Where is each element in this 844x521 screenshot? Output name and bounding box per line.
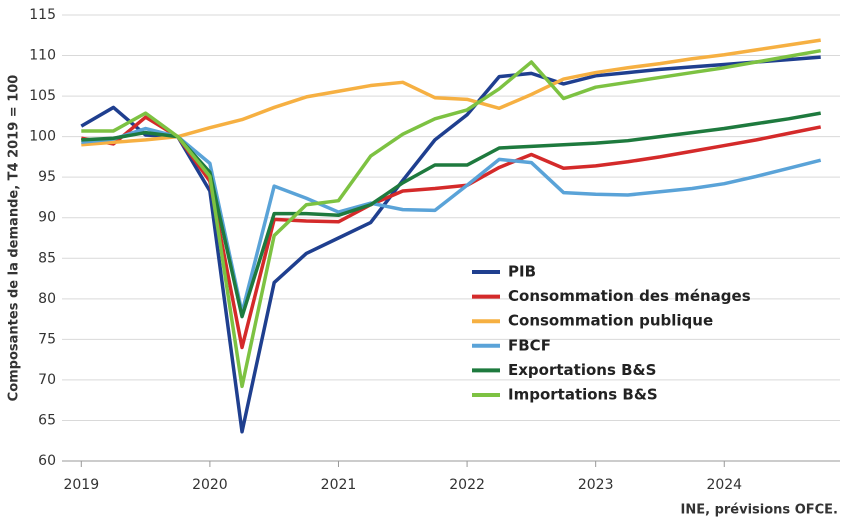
- x-tick-label: 2019: [63, 477, 99, 493]
- legend-label: Exportations B&S: [508, 361, 656, 379]
- line: [80, 115, 822, 350]
- x-tick-label: 2024: [706, 477, 742, 493]
- line: [80, 55, 821, 434]
- y-tick-label: 115: [29, 7, 56, 23]
- y-tick-label: 60: [38, 453, 56, 469]
- y-tick-label: 75: [38, 331, 56, 347]
- x-tick-label: 2023: [578, 477, 614, 493]
- x-tick-label: 2020: [192, 477, 228, 493]
- line: [81, 48, 822, 389]
- y-tick-label: 95: [38, 169, 56, 185]
- y-tick-label: 100: [29, 129, 56, 145]
- legend-label: Consommation publique: [508, 312, 713, 330]
- y-tick-label: 110: [29, 48, 56, 64]
- source: INE, prévisions OFCE.: [681, 503, 838, 518]
- legend-label: Importations B&S: [508, 386, 658, 404]
- line: [81, 126, 822, 315]
- y-tick-label: 80: [38, 291, 56, 307]
- line: [81, 111, 822, 319]
- y-axis-label: Composantes de la demande, T4 2019 = 100: [7, 75, 22, 402]
- y-tick-label: 85: [38, 250, 56, 266]
- line: [81, 38, 821, 147]
- y-tick-label: 105: [29, 88, 56, 104]
- legend-label: Consommation des ménages: [508, 287, 751, 305]
- legend-label: PIB: [508, 263, 536, 281]
- y-tick-label: 70: [38, 372, 56, 388]
- legend-label: FBCF: [508, 336, 551, 354]
- y-tick-label: 65: [38, 412, 56, 428]
- x-tick-label: 2021: [321, 477, 357, 493]
- y-tick-label: 90: [38, 210, 56, 226]
- x-tick-label: 2022: [449, 477, 485, 493]
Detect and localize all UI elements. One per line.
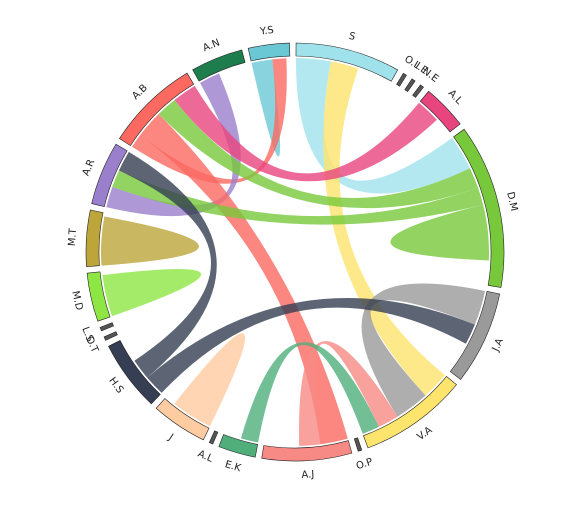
group-label: M.D [69, 290, 84, 312]
ribbon [140, 113, 348, 445]
group-label: A.R [81, 158, 98, 178]
group-arc [453, 128, 505, 288]
group-arc [208, 430, 219, 445]
group-label: J [166, 432, 175, 443]
group-label: M.T [67, 227, 79, 246]
ribbon [118, 151, 217, 378]
ribbon [251, 59, 281, 157]
group-arc [261, 440, 353, 462]
group-arc [295, 42, 399, 82]
group-label: D.M [504, 191, 519, 213]
group-arc [396, 72, 407, 87]
ribbon [112, 170, 484, 225]
ribbon [174, 85, 437, 182]
group-label: H.S [106, 376, 125, 396]
ribbon [158, 99, 479, 209]
group-arc [218, 434, 259, 458]
group-label: V.A [415, 425, 434, 443]
group-arc [412, 84, 424, 98]
group-arc [192, 49, 246, 82]
ribbon [147, 298, 475, 393]
ribbon [295, 58, 470, 194]
group-arc [99, 322, 114, 332]
group-arc [363, 375, 457, 449]
ribbon [102, 269, 202, 317]
ribbons [101, 58, 489, 446]
group-label: A.L [196, 449, 215, 465]
group-label: A.N [201, 37, 221, 54]
group-arc [419, 90, 461, 133]
ribbon [174, 333, 246, 427]
ribbon [323, 61, 445, 396]
group-label: O.P [355, 457, 374, 473]
group-label: Y.S [259, 25, 275, 38]
group-label: E.K [224, 459, 243, 474]
group-arc [353, 437, 363, 452]
group-arc [91, 143, 128, 207]
group-label: A.L [446, 88, 465, 107]
group-arc [155, 398, 210, 441]
group-arc [108, 340, 161, 405]
group-label: A.B [130, 82, 150, 102]
group-arc [247, 42, 291, 62]
ribbon [390, 204, 489, 261]
group-arc [103, 331, 118, 341]
ribbon [299, 341, 398, 446]
group-label: L.S [79, 325, 95, 343]
group-label: S [348, 31, 357, 43]
group-arc [85, 209, 104, 267]
group-label: A.J [301, 469, 314, 481]
group-arc [404, 78, 416, 93]
ribbon [361, 283, 486, 417]
group-arc [449, 291, 501, 380]
group-arc [86, 271, 111, 322]
group-arc [119, 72, 195, 147]
ribbon [101, 216, 199, 266]
group-label: J.A [490, 337, 506, 354]
ribbon [106, 73, 241, 217]
ribbon [240, 342, 379, 443]
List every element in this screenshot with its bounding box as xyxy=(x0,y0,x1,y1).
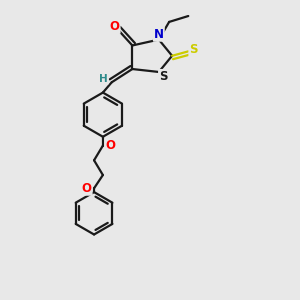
Text: O: O xyxy=(105,139,115,152)
Text: H: H xyxy=(99,74,108,84)
Text: N: N xyxy=(154,28,164,41)
Text: S: S xyxy=(159,70,167,83)
Text: S: S xyxy=(189,44,198,56)
Text: O: O xyxy=(110,20,120,33)
Text: O: O xyxy=(82,182,92,195)
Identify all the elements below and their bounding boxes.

> Problem details
Put every line of the records above into a numbered list, skipping blank lines and leaving out the pictures.

> The result
1. Where is each element in this 844x521 screenshot? Output name and bounding box per line.
2. - x-tick-label: 2019: [63, 477, 99, 493]
3. - legend-label: Exportations B&S: [508, 361, 656, 379]
4. - line: [80, 115, 822, 350]
5. - x-tick-label: 2024: [706, 477, 742, 493]
6. - line: [80, 55, 821, 434]
7. - y-tick-label: 115: [29, 7, 56, 23]
8. - y-tick-label: 60: [38, 453, 56, 469]
9. - y-tick-label: 75: [38, 331, 56, 347]
10. - x-tick-label: 2023: [578, 477, 614, 493]
11. - x-tick-label: 2020: [192, 477, 228, 493]
12. - line: [81, 48, 822, 389]
13. - y-tick-label: 95: [38, 169, 56, 185]
14. - y-tick-label: 100: [29, 129, 56, 145]
15. - legend-label: Consommation publique: [508, 312, 713, 330]
16. - y-tick-label: 110: [29, 48, 56, 64]
17. - source: INE, prévisions OFCE.: [681, 503, 838, 518]
18. - legend-label: Importations B&S: [508, 386, 658, 404]
19. - line: [81, 126, 822, 315]
20. - y-tick-label: 80: [38, 291, 56, 307]
21. - line: [81, 111, 822, 319]
22. - y-axis-label: Composantes de la demande, T4 2019 = 100: [7, 75, 22, 402]
23. - y-tick-label: 85: [38, 250, 56, 266]
24. - line: [81, 38, 821, 147]
25. - y-tick-label: 105: [29, 88, 56, 104]
26. - legend-label: Consommation des ménages: [508, 287, 751, 305]
27. - legend-label: PIB: [508, 263, 536, 281]
28. - y-tick-label: 70: [38, 372, 56, 388]
29. - legend-label: FBCF: [508, 336, 551, 354]
30. - y-tick-label: 65: [38, 412, 56, 428]
31. - x-tick-label: 2021: [321, 477, 357, 493]
32. - y-tick-label: 90: [38, 210, 56, 226]
33. - x-tick-label: 2022: [449, 477, 485, 493]
34. Detect and localize all UI elements. One per line.
35. group-label: M.D [69, 290, 84, 312]
36. ribbon [140, 113, 348, 445]
37. group-label: A.R [81, 158, 98, 178]
38. group-arc [453, 128, 505, 288]
39. group-arc [208, 430, 219, 445]
40. group-label: J [166, 432, 175, 443]
41. group-label: M.T [67, 227, 79, 246]
42. ribbon [118, 151, 217, 378]
43. ribbon [251, 59, 281, 157]
44. group-arc [261, 440, 353, 462]
45. group-arc [295, 42, 399, 82]
46. group-label: D.M [504, 191, 519, 213]
47. group-arc [396, 72, 407, 87]
48. ribbon [112, 170, 484, 225]
49. ribbon [174, 85, 437, 182]
50. group-label: H.S [106, 376, 125, 396]
51. ribbon [158, 99, 479, 209]
52. group-arc [218, 434, 259, 458]
53. group-label: V.A [415, 425, 434, 443]
54. group-arc [412, 84, 424, 98]
55. group-arc [192, 49, 246, 82]
56. ribbon [147, 298, 475, 393]
57. ribbon [295, 58, 470, 194]
58. group-arc [99, 322, 114, 332]
59. group-arc [363, 375, 457, 449]
60. ribbon [102, 269, 202, 317]
61. ribbons [101, 58, 489, 446]
62. group-label: A.L [196, 449, 215, 465]
63. group-label: A.N [201, 37, 221, 54]
64. group-arc [419, 90, 461, 133]
65. ribbon [174, 333, 246, 427]
66. ribbon [323, 61, 445, 396]
67. group-label: O.P [355, 457, 374, 473]
68. group-label: Y.S [259, 25, 275, 38]
69. group-label: E.K [224, 459, 243, 474]
70. group-arc [353, 437, 363, 452]
71. group-arc [91, 143, 128, 207]
72. group-label: A.L [446, 88, 465, 107]
73. group-arc [155, 398, 210, 441]
74. group-arc [108, 340, 161, 405]
75. group-label: A.B [130, 82, 150, 102]
76. group-arc [247, 42, 291, 62]
77. ribbon [390, 204, 489, 261]
78. group-arc [103, 331, 118, 341]
79. ribbon [299, 341, 398, 446]
80. group-label: L.S [79, 325, 95, 343]
81. group-label: S [348, 31, 357, 43]
82. group-arc [85, 209, 104, 267]
83. group-label: A.J [301, 469, 314, 481]
84. group-arc [404, 78, 416, 93]
85. ribbon [361, 283, 486, 417]
86. group-arc [449, 291, 501, 380]
87. group-arc [86, 271, 111, 322]
88. group-arc [119, 72, 195, 147]
89. ribbon [101, 216, 199, 266]
90. group-label: J.A [490, 337, 506, 354]
91. ribbon [106, 73, 241, 217]
92. ribbon [240, 342, 379, 443]
93. List every element in this screenshot with its bounding box as xyxy=(x0,y0,x1,y1).
94. Text: O: O xyxy=(105,139,115,152)
95. Text: H: H xyxy=(99,74,108,84)
96. Text: N: N xyxy=(154,28,164,41)
97. Text: S: S xyxy=(159,70,167,83)
98. Text: S: S xyxy=(189,44,198,56)
99. Text: O: O xyxy=(110,20,120,33)
100. Text: O: O xyxy=(82,182,92,195)
101. Identify all the elements below and their bounding boxes.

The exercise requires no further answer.